● Challenge
Extract each line where the string "annotations" shows up.

====== Supplied material ======

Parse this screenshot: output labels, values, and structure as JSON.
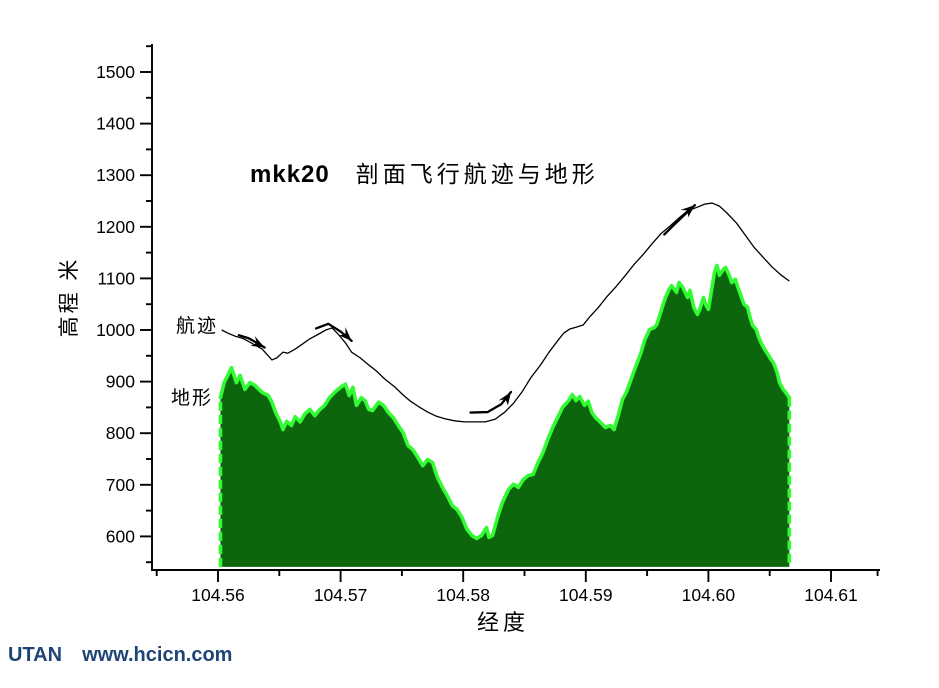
{
  "page": {
    "background": "#ffffff"
  },
  "footer": {
    "brand": "UTAN",
    "url": "www.hcicn.com",
    "color": "#1f4577"
  },
  "chart_data": {
    "type": "area",
    "title_prefix": "mkk20",
    "title": "剖面飞行航迹与地形",
    "xlabel": "经度",
    "ylabel": "高程 米",
    "xlim": [
      104.5546,
      104.6139
    ],
    "ylim": [
      541,
      1558
    ],
    "grid": false,
    "legend_position": "inline-annotations",
    "axis_color": "#000000",
    "x_ticks": [
      {
        "v": 104.56,
        "label": "104.56"
      },
      {
        "v": 104.57,
        "label": "104.57"
      },
      {
        "v": 104.58,
        "label": "104.58"
      },
      {
        "v": 104.59,
        "label": "104.59"
      },
      {
        "v": 104.6,
        "label": "104.60"
      },
      {
        "v": 104.61,
        "label": "104.61"
      }
    ],
    "x_minor_ticks": [
      104.555,
      104.565,
      104.575,
      104.585,
      104.595,
      104.605,
      104.6138
    ],
    "y_ticks": [
      {
        "v": 600,
        "label": "600"
      },
      {
        "v": 700,
        "label": "700"
      },
      {
        "v": 800,
        "label": "800"
      },
      {
        "v": 900,
        "label": "900"
      },
      {
        "v": 1000,
        "label": "1000"
      },
      {
        "v": 1100,
        "label": "1100"
      },
      {
        "v": 1200,
        "label": "1200"
      },
      {
        "v": 1300,
        "label": "1300"
      },
      {
        "v": 1400,
        "label": "1400"
      },
      {
        "v": 1500,
        "label": "1500"
      }
    ],
    "y_minor_ticks": [
      550,
      650,
      750,
      850,
      950,
      1050,
      1150,
      1250,
      1350,
      1450,
      1550
    ],
    "series": [
      {
        "name": "地形",
        "type": "area",
        "fill": "#0d6f0e",
        "fill2": "#0a5c0b",
        "edge": "#33fb33",
        "base": 541,
        "points": [
          [
            104.5602,
            869
          ],
          [
            104.5605,
            898
          ],
          [
            104.5608,
            912
          ],
          [
            104.5611,
            927
          ],
          [
            104.5615,
            898
          ],
          [
            104.5618,
            912
          ],
          [
            104.5622,
            885
          ],
          [
            104.5626,
            898
          ],
          [
            104.563,
            893
          ],
          [
            104.5636,
            879
          ],
          [
            104.5641,
            873
          ],
          [
            104.5644,
            860
          ],
          [
            104.5647,
            840
          ],
          [
            104.5651,
            821
          ],
          [
            104.5653,
            807
          ],
          [
            104.5656,
            823
          ],
          [
            104.566,
            815
          ],
          [
            104.5663,
            832
          ],
          [
            104.5667,
            822
          ],
          [
            104.5671,
            838
          ],
          [
            104.5675,
            846
          ],
          [
            104.5679,
            834
          ],
          [
            104.5683,
            846
          ],
          [
            104.5687,
            854
          ],
          [
            104.5691,
            869
          ],
          [
            104.5695,
            879
          ],
          [
            104.57,
            889
          ],
          [
            104.5704,
            895
          ],
          [
            104.5707,
            873
          ],
          [
            104.571,
            889
          ],
          [
            104.5713,
            854
          ],
          [
            104.5717,
            869
          ],
          [
            104.572,
            863
          ],
          [
            104.5723,
            846
          ],
          [
            104.5726,
            844
          ],
          [
            104.5731,
            860
          ],
          [
            104.5735,
            854
          ],
          [
            104.5739,
            840
          ],
          [
            104.5743,
            830
          ],
          [
            104.5747,
            815
          ],
          [
            104.5751,
            801
          ],
          [
            104.5755,
            776
          ],
          [
            104.5759,
            768
          ],
          [
            104.5763,
            753
          ],
          [
            104.5767,
            737
          ],
          [
            104.5771,
            749
          ],
          [
            104.5775,
            743
          ],
          [
            104.5779,
            714
          ],
          [
            104.5784,
            691
          ],
          [
            104.5787,
            679
          ],
          [
            104.5791,
            660
          ],
          [
            104.5795,
            652
          ],
          [
            104.5799,
            637
          ],
          [
            104.5803,
            614
          ],
          [
            104.5807,
            602
          ],
          [
            104.5811,
            596
          ],
          [
            104.5815,
            602
          ],
          [
            104.5819,
            617
          ],
          [
            104.5821,
            598
          ],
          [
            104.5824,
            602
          ],
          [
            104.5828,
            637
          ],
          [
            104.5832,
            666
          ],
          [
            104.5837,
            691
          ],
          [
            104.5841,
            701
          ],
          [
            104.5845,
            695
          ],
          [
            104.5849,
            710
          ],
          [
            104.5853,
            718
          ],
          [
            104.5857,
            720
          ],
          [
            104.5861,
            743
          ],
          [
            104.5865,
            762
          ],
          [
            104.5869,
            788
          ],
          [
            104.5873,
            811
          ],
          [
            104.5877,
            830
          ],
          [
            104.5881,
            850
          ],
          [
            104.5886,
            863
          ],
          [
            104.5889,
            875
          ],
          [
            104.5892,
            863
          ],
          [
            104.5895,
            871
          ],
          [
            104.5899,
            854
          ],
          [
            104.5902,
            862
          ],
          [
            104.5905,
            840
          ],
          [
            104.5908,
            830
          ],
          [
            104.5912,
            821
          ],
          [
            104.5916,
            811
          ],
          [
            104.592,
            815
          ],
          [
            104.5923,
            807
          ],
          [
            104.5926,
            830
          ],
          [
            104.593,
            866
          ],
          [
            104.5933,
            879
          ],
          [
            104.5936,
            898
          ],
          [
            104.5939,
            918
          ],
          [
            104.5942,
            937
          ],
          [
            104.5945,
            956
          ],
          [
            104.5948,
            980
          ],
          [
            104.5952,
            1001
          ],
          [
            104.5956,
            1005
          ],
          [
            104.5958,
            1011
          ],
          [
            104.5961,
            1034
          ],
          [
            104.5965,
            1063
          ],
          [
            104.5968,
            1079
          ],
          [
            104.597,
            1086
          ],
          [
            104.5974,
            1073
          ],
          [
            104.5976,
            1092
          ],
          [
            104.5979,
            1083
          ],
          [
            104.5983,
            1063
          ],
          [
            104.5985,
            1077
          ],
          [
            104.5988,
            1044
          ],
          [
            104.5991,
            1030
          ],
          [
            104.5993,
            1040
          ],
          [
            104.5996,
            1063
          ],
          [
            104.5998,
            1048
          ],
          [
            104.6,
            1040
          ],
          [
            104.6003,
            1083
          ],
          [
            104.6005,
            1112
          ],
          [
            104.6007,
            1125
          ],
          [
            104.6009,
            1106
          ],
          [
            104.6012,
            1117
          ],
          [
            104.6014,
            1121
          ],
          [
            104.6017,
            1106
          ],
          [
            104.6019,
            1092
          ],
          [
            104.6022,
            1098
          ],
          [
            104.6024,
            1083
          ],
          [
            104.6027,
            1063
          ],
          [
            104.6029,
            1050
          ],
          [
            104.6032,
            1044
          ],
          [
            104.6034,
            1024
          ],
          [
            104.6036,
            1009
          ],
          [
            104.6039,
            1001
          ],
          [
            104.6041,
            986
          ],
          [
            104.6044,
            970
          ],
          [
            104.6046,
            962
          ],
          [
            104.6049,
            951
          ],
          [
            104.6051,
            943
          ],
          [
            104.6053,
            937
          ],
          [
            104.6056,
            918
          ],
          [
            104.6058,
            898
          ],
          [
            104.6061,
            885
          ],
          [
            104.6063,
            879
          ],
          [
            104.6066,
            869
          ]
        ]
      },
      {
        "name": "航迹",
        "type": "line",
        "color": "#000000",
        "points": [
          [
            104.5603,
            1000
          ],
          [
            104.5608,
            994
          ],
          [
            104.5614,
            988
          ],
          [
            104.562,
            984
          ],
          [
            104.5624,
            979
          ],
          [
            104.563,
            971
          ],
          [
            104.5636,
            963
          ],
          [
            104.5641,
            950
          ],
          [
            104.5644,
            942
          ],
          [
            104.5648,
            946
          ],
          [
            104.5653,
            957
          ],
          [
            104.5657,
            955
          ],
          [
            104.5663,
            963
          ],
          [
            104.5669,
            973
          ],
          [
            104.5675,
            983
          ],
          [
            104.5682,
            992
          ],
          [
            104.5688,
            1000
          ],
          [
            104.5693,
            1004
          ],
          [
            104.5698,
            992
          ],
          [
            104.5704,
            975
          ],
          [
            104.5709,
            957
          ],
          [
            104.5716,
            946
          ],
          [
            104.5722,
            934
          ],
          [
            104.5729,
            921
          ],
          [
            104.5736,
            905
          ],
          [
            104.5744,
            890
          ],
          [
            104.5751,
            874
          ],
          [
            104.5757,
            862
          ],
          [
            104.5764,
            851
          ],
          [
            104.5771,
            841
          ],
          [
            104.5778,
            833
          ],
          [
            104.5785,
            828
          ],
          [
            104.5793,
            824
          ],
          [
            104.5801,
            822
          ],
          [
            104.581,
            822
          ],
          [
            104.5818,
            822
          ],
          [
            104.5826,
            827
          ],
          [
            104.5834,
            841
          ],
          [
            104.5841,
            858
          ],
          [
            104.5848,
            880
          ],
          [
            104.5855,
            907
          ],
          [
            104.5863,
            932
          ],
          [
            104.587,
            957
          ],
          [
            104.5877,
            979
          ],
          [
            104.5882,
            994
          ],
          [
            104.5887,
            1002
          ],
          [
            104.5893,
            1006
          ],
          [
            104.5898,
            1010
          ],
          [
            104.5903,
            1025
          ],
          [
            104.591,
            1043
          ],
          [
            104.5917,
            1064
          ],
          [
            104.5925,
            1085
          ],
          [
            104.5932,
            1105
          ],
          [
            104.5939,
            1126
          ],
          [
            104.5947,
            1147
          ],
          [
            104.5954,
            1167
          ],
          [
            104.5961,
            1186
          ],
          [
            104.5969,
            1202
          ],
          [
            104.5976,
            1217
          ],
          [
            104.5983,
            1231
          ],
          [
            104.5991,
            1238
          ],
          [
            104.5997,
            1244
          ],
          [
            104.6003,
            1246
          ],
          [
            104.6009,
            1240
          ],
          [
            104.6015,
            1227
          ],
          [
            104.6023,
            1207
          ],
          [
            104.603,
            1184
          ],
          [
            104.6037,
            1161
          ],
          [
            104.6045,
            1140
          ],
          [
            104.6052,
            1122
          ],
          [
            104.6059,
            1107
          ],
          [
            104.6066,
            1095
          ]
        ]
      }
    ],
    "annotations": {
      "series_labels": [
        {
          "text": "航迹",
          "series": "trajectory"
        },
        {
          "text": "地形",
          "series": "terrain"
        }
      ],
      "arrows": [
        {
          "tail": [
            [
              104.5617,
              990
            ],
            [
              104.5625,
              984
            ],
            [
              104.5631,
              976
            ]
          ],
          "tip": [
            104.5638,
            966
          ],
          "angle": 28
        },
        {
          "tail": [
            [
              104.568,
              1003
            ],
            [
              104.569,
              1012
            ],
            [
              104.57,
              997
            ]
          ],
          "tip": [
            104.5709,
            979
          ],
          "angle": 44
        },
        {
          "tail": [
            [
              104.5806,
              840
            ],
            [
              104.582,
              841
            ],
            [
              104.5831,
              856
            ]
          ],
          "tip": [
            104.5839,
            880
          ],
          "angle": -56
        },
        {
          "tail": [
            [
              104.5964,
              1185
            ],
            [
              104.5972,
              1204
            ],
            [
              104.598,
              1222
            ]
          ],
          "tip": [
            104.5989,
            1242
          ],
          "angle": -40
        }
      ]
    }
  }
}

======

● Expected answer
    "legend_position": "inline-annotations",
    "annotations": {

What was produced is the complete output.